> **Directive**: Here are some records; copy every line that holds the word "heath".

[A block of data]
· · · · ·

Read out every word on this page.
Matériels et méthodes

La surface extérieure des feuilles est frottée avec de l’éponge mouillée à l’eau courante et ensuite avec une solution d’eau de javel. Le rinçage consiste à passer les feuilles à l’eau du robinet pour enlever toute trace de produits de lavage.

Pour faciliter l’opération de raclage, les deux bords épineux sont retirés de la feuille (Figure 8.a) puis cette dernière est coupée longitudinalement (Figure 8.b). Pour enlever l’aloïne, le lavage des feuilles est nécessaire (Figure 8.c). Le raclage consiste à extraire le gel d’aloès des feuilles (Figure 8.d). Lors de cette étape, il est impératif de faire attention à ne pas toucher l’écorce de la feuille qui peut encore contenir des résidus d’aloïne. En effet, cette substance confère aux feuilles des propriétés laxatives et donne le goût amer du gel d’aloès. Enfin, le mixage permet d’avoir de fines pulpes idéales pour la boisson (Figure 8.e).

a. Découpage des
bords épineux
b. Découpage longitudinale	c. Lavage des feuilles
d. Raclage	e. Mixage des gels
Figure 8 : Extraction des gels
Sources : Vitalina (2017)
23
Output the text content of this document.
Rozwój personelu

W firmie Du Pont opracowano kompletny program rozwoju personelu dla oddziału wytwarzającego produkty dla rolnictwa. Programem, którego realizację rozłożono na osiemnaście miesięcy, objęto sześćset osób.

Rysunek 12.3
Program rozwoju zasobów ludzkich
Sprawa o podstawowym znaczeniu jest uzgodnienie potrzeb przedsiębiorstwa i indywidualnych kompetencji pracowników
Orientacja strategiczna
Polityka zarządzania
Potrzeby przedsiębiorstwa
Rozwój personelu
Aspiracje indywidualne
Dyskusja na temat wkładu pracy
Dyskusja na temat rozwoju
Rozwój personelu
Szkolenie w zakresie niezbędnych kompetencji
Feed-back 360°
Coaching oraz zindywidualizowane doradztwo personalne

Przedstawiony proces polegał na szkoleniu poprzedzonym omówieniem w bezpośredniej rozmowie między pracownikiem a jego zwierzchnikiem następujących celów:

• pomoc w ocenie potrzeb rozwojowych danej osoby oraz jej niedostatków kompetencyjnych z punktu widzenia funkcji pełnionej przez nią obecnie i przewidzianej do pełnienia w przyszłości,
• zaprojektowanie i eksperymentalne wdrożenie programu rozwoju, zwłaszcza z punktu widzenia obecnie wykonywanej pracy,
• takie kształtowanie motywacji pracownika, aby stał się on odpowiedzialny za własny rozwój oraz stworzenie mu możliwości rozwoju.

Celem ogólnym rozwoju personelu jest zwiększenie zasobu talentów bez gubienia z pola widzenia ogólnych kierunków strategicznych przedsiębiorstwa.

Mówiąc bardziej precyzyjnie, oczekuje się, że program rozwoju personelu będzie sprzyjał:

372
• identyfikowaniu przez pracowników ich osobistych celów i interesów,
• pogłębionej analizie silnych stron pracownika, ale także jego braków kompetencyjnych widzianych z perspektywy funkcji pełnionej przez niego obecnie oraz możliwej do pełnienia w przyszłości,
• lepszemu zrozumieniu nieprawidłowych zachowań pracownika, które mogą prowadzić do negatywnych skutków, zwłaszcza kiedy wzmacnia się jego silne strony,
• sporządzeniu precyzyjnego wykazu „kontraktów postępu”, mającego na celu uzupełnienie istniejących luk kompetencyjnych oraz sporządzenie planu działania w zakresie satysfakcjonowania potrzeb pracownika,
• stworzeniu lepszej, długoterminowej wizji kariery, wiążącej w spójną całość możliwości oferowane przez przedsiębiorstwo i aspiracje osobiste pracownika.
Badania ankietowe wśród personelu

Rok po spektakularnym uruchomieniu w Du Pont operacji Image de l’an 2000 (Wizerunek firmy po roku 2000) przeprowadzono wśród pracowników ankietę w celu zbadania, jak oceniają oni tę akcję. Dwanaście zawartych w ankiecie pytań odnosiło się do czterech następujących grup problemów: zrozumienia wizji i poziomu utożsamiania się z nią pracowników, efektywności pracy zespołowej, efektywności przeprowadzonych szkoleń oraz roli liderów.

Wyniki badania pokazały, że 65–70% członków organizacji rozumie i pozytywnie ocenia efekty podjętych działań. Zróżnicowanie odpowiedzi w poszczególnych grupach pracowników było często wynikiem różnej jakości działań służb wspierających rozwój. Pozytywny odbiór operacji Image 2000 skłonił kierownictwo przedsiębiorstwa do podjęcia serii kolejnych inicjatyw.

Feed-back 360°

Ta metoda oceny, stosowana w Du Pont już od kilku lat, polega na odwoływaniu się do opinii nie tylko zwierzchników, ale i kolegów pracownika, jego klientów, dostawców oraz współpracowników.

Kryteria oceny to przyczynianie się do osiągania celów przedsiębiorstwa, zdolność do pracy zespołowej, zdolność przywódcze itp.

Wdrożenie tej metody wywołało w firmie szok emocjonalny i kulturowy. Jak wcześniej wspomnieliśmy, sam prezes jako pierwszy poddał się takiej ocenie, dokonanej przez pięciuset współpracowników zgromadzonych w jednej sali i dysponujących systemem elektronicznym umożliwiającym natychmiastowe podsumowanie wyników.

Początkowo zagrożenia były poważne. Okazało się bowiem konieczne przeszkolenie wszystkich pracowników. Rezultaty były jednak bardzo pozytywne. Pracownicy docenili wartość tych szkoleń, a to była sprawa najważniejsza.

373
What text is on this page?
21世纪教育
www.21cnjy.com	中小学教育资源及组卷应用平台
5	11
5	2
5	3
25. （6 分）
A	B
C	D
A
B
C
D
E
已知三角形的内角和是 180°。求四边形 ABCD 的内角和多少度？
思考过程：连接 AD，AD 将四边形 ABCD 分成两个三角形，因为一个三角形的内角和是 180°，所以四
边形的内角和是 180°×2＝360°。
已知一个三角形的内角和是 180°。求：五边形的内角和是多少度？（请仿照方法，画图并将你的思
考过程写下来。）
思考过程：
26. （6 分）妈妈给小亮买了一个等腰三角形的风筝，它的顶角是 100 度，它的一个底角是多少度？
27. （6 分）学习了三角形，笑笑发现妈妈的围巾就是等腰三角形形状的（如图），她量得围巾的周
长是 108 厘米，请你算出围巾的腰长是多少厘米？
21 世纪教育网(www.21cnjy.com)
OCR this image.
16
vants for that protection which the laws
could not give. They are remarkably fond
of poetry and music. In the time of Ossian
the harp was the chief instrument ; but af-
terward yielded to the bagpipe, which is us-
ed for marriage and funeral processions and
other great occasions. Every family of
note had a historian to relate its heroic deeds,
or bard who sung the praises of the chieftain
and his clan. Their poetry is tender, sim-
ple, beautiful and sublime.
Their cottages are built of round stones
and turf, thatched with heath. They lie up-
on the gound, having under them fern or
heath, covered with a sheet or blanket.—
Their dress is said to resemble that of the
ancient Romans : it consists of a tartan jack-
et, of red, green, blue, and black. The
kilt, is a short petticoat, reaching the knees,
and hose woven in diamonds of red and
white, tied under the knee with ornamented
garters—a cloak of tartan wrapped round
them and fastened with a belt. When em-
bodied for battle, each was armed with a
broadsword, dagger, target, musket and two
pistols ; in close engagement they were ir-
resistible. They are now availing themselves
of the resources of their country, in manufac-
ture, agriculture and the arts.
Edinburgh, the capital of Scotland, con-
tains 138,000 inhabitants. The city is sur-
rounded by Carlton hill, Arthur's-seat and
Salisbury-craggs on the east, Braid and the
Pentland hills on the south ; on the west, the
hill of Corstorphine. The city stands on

· · · · ·

> **Task solution**:
and turf, thatched with heath. They lie up-
heath, covered with a sheet or blanket.—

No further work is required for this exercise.